# Start of RECORDS TO PROCESS

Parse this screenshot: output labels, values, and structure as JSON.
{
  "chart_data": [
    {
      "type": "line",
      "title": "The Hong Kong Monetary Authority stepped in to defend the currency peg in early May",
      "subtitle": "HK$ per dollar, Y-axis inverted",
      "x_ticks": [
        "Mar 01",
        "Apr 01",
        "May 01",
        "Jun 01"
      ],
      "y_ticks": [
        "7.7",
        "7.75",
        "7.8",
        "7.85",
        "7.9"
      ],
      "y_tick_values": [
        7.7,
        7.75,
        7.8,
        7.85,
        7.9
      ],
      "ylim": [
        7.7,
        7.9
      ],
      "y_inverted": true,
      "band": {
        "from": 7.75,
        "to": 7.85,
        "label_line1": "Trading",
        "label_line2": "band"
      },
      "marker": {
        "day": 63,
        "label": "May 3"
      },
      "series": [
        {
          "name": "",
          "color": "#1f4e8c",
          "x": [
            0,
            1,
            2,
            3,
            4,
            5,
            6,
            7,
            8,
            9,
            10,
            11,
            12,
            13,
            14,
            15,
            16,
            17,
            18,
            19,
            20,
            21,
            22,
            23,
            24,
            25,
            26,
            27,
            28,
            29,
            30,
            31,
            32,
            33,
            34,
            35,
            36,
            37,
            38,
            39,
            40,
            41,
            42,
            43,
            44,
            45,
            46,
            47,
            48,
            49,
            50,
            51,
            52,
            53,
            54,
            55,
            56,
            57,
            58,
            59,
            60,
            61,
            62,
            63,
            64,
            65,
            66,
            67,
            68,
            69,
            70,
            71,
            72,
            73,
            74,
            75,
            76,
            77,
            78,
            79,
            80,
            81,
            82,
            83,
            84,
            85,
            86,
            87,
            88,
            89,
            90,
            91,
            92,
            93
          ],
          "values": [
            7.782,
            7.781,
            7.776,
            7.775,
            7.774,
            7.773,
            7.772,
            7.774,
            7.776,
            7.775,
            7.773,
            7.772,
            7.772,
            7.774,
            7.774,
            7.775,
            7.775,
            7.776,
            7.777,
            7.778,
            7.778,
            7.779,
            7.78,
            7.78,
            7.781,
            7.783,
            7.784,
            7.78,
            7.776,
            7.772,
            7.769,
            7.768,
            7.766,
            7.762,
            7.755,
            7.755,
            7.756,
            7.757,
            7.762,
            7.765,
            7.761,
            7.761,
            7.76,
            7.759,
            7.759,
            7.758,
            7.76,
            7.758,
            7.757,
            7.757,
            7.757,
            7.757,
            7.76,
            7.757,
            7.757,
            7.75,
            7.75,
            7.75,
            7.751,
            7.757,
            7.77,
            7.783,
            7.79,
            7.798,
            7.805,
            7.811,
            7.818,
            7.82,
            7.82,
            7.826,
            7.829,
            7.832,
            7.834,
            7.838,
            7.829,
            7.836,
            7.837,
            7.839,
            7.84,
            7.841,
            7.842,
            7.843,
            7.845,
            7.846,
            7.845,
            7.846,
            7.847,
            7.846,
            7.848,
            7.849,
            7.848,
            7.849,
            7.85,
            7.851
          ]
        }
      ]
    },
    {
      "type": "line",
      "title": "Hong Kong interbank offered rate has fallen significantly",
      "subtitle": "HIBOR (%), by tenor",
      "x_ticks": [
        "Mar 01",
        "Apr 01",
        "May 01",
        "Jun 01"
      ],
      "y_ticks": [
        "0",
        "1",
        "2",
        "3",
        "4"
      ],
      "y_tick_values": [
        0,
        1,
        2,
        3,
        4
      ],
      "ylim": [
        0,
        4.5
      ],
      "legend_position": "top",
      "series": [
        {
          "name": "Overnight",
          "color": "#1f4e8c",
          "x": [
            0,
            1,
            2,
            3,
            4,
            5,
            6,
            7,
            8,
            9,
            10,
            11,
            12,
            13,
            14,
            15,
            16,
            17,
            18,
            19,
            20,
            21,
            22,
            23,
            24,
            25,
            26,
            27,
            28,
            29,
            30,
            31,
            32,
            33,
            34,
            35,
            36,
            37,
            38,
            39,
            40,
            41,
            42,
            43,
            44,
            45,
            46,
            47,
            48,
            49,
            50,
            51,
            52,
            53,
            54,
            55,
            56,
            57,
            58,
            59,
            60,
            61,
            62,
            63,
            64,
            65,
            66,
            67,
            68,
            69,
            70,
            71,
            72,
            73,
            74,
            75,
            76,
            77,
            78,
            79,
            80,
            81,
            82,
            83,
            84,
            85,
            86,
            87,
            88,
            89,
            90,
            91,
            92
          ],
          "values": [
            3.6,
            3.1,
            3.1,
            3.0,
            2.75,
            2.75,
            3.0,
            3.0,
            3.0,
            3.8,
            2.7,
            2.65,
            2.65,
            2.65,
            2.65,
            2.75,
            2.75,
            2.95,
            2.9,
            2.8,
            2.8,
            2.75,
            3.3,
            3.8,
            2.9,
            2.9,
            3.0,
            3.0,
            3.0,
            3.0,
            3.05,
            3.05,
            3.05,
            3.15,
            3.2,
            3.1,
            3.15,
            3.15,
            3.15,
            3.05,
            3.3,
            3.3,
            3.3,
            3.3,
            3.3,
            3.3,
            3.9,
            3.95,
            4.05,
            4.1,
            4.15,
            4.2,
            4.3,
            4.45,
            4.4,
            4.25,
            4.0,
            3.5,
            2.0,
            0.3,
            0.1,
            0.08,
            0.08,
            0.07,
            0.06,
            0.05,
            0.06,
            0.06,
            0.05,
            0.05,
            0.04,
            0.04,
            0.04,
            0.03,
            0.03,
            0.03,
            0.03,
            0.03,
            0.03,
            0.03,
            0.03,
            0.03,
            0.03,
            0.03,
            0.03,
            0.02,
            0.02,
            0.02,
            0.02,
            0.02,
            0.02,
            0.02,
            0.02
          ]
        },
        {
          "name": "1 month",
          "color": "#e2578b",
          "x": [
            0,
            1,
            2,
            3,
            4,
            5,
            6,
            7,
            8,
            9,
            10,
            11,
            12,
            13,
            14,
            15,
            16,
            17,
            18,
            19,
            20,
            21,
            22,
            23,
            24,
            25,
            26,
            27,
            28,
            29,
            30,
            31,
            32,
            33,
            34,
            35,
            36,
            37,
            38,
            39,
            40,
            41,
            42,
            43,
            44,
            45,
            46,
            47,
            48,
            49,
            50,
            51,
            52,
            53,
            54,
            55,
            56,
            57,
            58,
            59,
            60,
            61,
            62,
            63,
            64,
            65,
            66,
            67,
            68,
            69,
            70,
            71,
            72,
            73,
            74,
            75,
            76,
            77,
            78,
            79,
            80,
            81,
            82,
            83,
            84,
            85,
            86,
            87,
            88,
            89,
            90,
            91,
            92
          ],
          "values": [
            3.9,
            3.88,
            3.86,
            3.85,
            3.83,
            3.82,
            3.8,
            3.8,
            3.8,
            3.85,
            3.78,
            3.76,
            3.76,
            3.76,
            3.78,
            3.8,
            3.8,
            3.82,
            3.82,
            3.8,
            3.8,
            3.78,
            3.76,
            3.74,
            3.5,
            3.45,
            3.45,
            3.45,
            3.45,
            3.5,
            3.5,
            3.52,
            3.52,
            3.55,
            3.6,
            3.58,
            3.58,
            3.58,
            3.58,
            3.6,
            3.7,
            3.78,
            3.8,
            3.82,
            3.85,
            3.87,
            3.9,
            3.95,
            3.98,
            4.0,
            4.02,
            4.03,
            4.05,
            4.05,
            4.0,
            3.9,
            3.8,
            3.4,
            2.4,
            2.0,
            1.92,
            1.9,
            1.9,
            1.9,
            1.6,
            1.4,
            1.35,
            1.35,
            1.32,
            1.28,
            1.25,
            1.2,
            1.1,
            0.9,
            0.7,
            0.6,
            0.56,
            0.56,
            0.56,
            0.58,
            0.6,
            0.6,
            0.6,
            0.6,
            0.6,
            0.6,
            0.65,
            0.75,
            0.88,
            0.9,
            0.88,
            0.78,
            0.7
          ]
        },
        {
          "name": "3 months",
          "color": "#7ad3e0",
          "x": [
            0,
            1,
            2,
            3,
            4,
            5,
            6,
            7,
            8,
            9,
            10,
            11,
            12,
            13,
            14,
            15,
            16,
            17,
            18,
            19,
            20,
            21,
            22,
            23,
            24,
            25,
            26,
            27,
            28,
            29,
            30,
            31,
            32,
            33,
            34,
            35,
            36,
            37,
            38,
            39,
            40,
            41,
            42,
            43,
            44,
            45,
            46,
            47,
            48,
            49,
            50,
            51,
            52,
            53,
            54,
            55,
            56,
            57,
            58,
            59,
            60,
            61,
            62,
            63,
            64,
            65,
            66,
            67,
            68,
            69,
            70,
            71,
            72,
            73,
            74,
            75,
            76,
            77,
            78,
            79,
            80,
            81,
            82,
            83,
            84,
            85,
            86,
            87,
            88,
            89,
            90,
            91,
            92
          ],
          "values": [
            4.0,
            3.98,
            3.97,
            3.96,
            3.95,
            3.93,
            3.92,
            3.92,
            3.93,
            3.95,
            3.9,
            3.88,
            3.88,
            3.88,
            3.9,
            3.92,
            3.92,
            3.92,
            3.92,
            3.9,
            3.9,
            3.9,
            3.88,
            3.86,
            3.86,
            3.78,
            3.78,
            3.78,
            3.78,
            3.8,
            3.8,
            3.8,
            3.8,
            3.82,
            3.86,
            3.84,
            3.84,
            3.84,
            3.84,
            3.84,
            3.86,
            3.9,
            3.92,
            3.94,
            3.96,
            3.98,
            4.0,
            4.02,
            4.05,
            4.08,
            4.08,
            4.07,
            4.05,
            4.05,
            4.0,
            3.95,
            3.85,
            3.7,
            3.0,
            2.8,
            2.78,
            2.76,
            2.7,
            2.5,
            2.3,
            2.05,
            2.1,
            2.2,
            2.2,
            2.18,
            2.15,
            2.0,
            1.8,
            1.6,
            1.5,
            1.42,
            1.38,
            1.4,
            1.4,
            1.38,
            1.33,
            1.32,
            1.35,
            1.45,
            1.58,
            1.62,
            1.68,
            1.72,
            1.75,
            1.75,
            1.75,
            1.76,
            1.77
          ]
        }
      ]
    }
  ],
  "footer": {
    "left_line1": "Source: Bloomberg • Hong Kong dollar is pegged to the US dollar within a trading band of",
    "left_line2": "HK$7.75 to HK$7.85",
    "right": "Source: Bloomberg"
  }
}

# End of RECORDS TO PROCESS

● PROBLEM STATEMENT
Determine how many lines of the data contain "name" and give nothing but that number.

● SOLUTION TO THE EXERCISE
4